**Data listing:**
════

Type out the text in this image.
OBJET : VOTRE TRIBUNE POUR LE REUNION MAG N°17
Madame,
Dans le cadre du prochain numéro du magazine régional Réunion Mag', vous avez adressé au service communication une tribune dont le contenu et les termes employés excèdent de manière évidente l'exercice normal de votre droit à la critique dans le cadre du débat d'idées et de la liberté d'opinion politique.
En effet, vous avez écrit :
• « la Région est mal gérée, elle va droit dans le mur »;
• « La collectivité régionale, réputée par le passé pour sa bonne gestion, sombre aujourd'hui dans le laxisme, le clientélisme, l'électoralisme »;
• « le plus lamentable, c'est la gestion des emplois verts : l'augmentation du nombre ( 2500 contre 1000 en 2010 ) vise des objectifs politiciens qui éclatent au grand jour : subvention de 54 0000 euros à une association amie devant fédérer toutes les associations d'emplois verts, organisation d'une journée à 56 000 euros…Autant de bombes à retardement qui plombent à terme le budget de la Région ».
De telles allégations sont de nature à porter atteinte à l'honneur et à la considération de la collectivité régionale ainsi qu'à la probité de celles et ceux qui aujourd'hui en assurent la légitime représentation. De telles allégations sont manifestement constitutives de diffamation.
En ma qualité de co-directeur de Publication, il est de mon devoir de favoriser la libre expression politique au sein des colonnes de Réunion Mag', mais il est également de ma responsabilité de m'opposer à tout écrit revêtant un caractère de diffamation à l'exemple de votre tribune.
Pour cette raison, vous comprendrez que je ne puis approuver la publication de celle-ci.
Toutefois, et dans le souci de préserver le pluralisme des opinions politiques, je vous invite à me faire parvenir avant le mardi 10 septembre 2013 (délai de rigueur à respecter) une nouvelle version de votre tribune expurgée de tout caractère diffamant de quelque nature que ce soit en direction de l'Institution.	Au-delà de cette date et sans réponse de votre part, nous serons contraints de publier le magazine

════

**Problem details:**
Extract the complete set of records unchanged.

**Full output:**
Type out the text in this image.
OBJET : VOTRE TRIBUNE POUR LE REUNION MAG N°17
Madame,
Dans le cadre du prochain numéro du magazine régional Réunion Mag', vous avez adressé au service communication une tribune dont le contenu et les termes employés excèdent de manière évidente l'exercice normal de votre droit à la critique dans le cadre du débat d'idées et de la liberté d'opinion politique.
En effet, vous avez écrit :
• « la Région est mal gérée, elle va droit dans le mur »;
• « La collectivité régionale, réputée par le passé pour sa bonne gestion, sombre aujourd'hui dans le laxisme, le clientélisme, l'électoralisme »;
• « le plus lamentable, c'est la gestion des emplois verts : l'augmentation du nombre ( 2500 contre 1000 en 2010 ) vise des objectifs politiciens qui éclatent au grand jour : subvention de 54 0000 euros à une association amie devant fédérer toutes les associations d'emplois verts, organisation d'une journée à 56 000 euros…Autant de bombes à retardement qui plombent à terme le budget de la Région ».
De telles allégations sont de nature à porter atteinte à l'honneur et à la considération de la collectivité régionale ainsi qu'à la probité de celles et ceux qui aujourd'hui en assurent la légitime représentation. De telles allégations sont manifestement constitutives de diffamation.
En ma qualité de co-directeur de Publication, il est de mon devoir de favoriser la libre expression politique au sein des colonnes de Réunion Mag', mais il est également de ma responsabilité de m'opposer à tout écrit revêtant un caractère de diffamation à l'exemple de votre tribune.
Pour cette raison, vous comprendrez que je ne puis approuver la publication de celle-ci.
Toutefois, et dans le souci de préserver le pluralisme des opinions politiques, je vous invite à me faire parvenir avant le mardi 10 septembre 2013 (délai de rigueur à respecter) une nouvelle version de votre tribune expurgée de tout caractère diffamant de quelque nature que ce soit en direction de l'Institution.	Au-delà de cette date et sans réponse de votre part, nous serons contraints de publier le magazine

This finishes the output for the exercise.